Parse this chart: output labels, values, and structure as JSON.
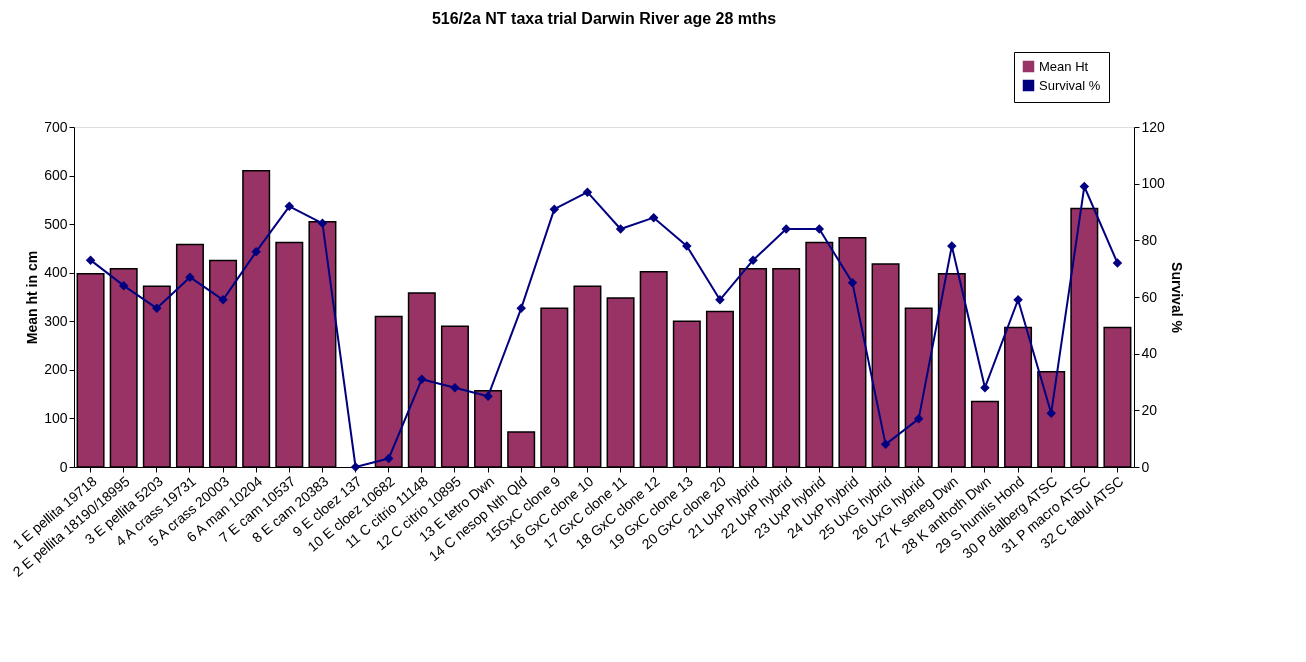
{
  "chart_data": {
    "type": "bar",
    "title": "516/2a NT taxa trial Darwin River age 28 mths",
    "categories": [
      "1 E pellita 19718",
      "2 E pellita 18190/18995",
      "3 E pellita 5203",
      "4 A crass 19731",
      "5 A crass 20003",
      "6 A man 10204",
      "7 E cam 10537",
      "8 E cam 20383",
      "9 E cloez 137",
      "10 E cloez 10682",
      "11 C citrio 11148",
      "12 C citrio 10895",
      "13 E tetro Dwn",
      "14 C nesop Nth Qld",
      "15GxC clone 9",
      "16 GxC clone 10",
      "17 GxC clone 11",
      "18 GxC clone 12",
      "19 GxC clone 13",
      "20 GxC clone 20",
      "21 UxP hybrid",
      "22 UxP hybrid",
      "23 UxP hybrid",
      "24 UxP hybrid",
      "25 UxG hybrid",
      "26 UxG hybrid",
      "27 K seneg Dwn",
      "28 K anthoth Dwn",
      "29 S humlis Hond",
      "30 P dalberg ATSC",
      "31 P macro ATSC",
      "32 C tabul ATSC"
    ],
    "series": [
      {
        "name": "Mean Ht",
        "color": "#993366",
        "values": [
          398,
          408,
          372,
          458,
          425,
          610,
          462,
          505,
          null,
          310,
          358,
          290,
          157,
          72,
          327,
          372,
          348,
          402,
          300,
          320,
          408,
          408,
          462,
          472,
          418,
          327,
          398,
          135,
          287,
          196,
          532,
          287
        ]
      },
      {
        "name": "Survival %",
        "type": "line",
        "axis": "y2",
        "color": "#000080",
        "marker": "diamond",
        "values": [
          73,
          64,
          56,
          67,
          59,
          76,
          92,
          86,
          0,
          3,
          31,
          28,
          25,
          56,
          91,
          97,
          84,
          88,
          78,
          59,
          73,
          84,
          84,
          65,
          8,
          17,
          78,
          28,
          59,
          19,
          99,
          72
        ]
      }
    ],
    "ylabel": "Mean ht in cm",
    "y2label": "Survival %",
    "ylim": [
      0,
      700
    ],
    "yticks": [
      0,
      100,
      200,
      300,
      400,
      500,
      600,
      700
    ],
    "y2lim": [
      0,
      120
    ],
    "y2ticks": [
      0,
      20,
      40,
      60,
      80,
      100,
      120
    ],
    "grid": false,
    "legend": "top right"
  }
}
════
Exercise aim: Print out every entry above without changing a word, and leave out the pictures.

Output:
Parse this chart: output labels, values, and structure as JSON.
{
  "chart_data": {
    "type": "bar",
    "title": "516/2a NT taxa trial Darwin River age 28 mths",
    "categories": [
      "1 E pellita 19718",
      "2 E pellita 18190/18995",
      "3 E pellita 5203",
      "4 A crass 19731",
      "5 A crass 20003",
      "6 A man 10204",
      "7 E cam 10537",
      "8 E cam 20383",
      "9 E cloez 137",
      "10 E cloez 10682",
      "11 C citrio 11148",
      "12 C citrio 10895",
      "13 E tetro Dwn",
      "14 C nesop Nth Qld",
      "15GxC clone 9",
      "16 GxC clone 10",
      "17 GxC clone 11",
      "18 GxC clone 12",
      "19 GxC clone 13",
      "20 GxC clone 20",
      "21 UxP hybrid",
      "22 UxP hybrid",
      "23 UxP hybrid",
      "24 UxP hybrid",
      "25 UxG hybrid",
      "26 UxG hybrid",
      "27 K seneg Dwn",
      "28 K anthoth Dwn",
      "29 S humlis Hond",
      "30 P dalberg ATSC",
      "31 P macro ATSC",
      "32 C tabul ATSC"
    ],
    "series": [
      {
        "name": "Mean Ht",
        "color": "#993366",
        "values": [
          398,
          408,
          372,
          458,
          425,
          610,
          462,
          505,
          null,
          310,
          358,
          290,
          157,
          72,
          327,
          372,
          348,
          402,
          300,
          320,
          408,
          408,
          462,
          472,
          418,
          327,
          398,
          135,
          287,
          196,
          532,
          287
        ]
      },
      {
        "name": "Survival %",
        "type": "line",
        "axis": "y2",
        "color": "#000080",
        "marker": "diamond",
        "values": [
          73,
          64,
          56,
          67,
          59,
          76,
          92,
          86,
          0,
          3,
          31,
          28,
          25,
          56,
          91,
          97,
          84,
          88,
          78,
          59,
          73,
          84,
          84,
          65,
          8,
          17,
          78,
          28,
          59,
          19,
          99,
          72
        ]
      }
    ],
    "ylabel": "Mean ht in cm",
    "y2label": "Survival %",
    "ylim": [
      0,
      700
    ],
    "yticks": [
      0,
      100,
      200,
      300,
      400,
      500,
      600,
      700
    ],
    "y2lim": [
      0,
      120
    ],
    "y2ticks": [
      0,
      20,
      40,
      60,
      80,
      100,
      120
    ],
    "grid": false,
    "legend": "top right"
  }
}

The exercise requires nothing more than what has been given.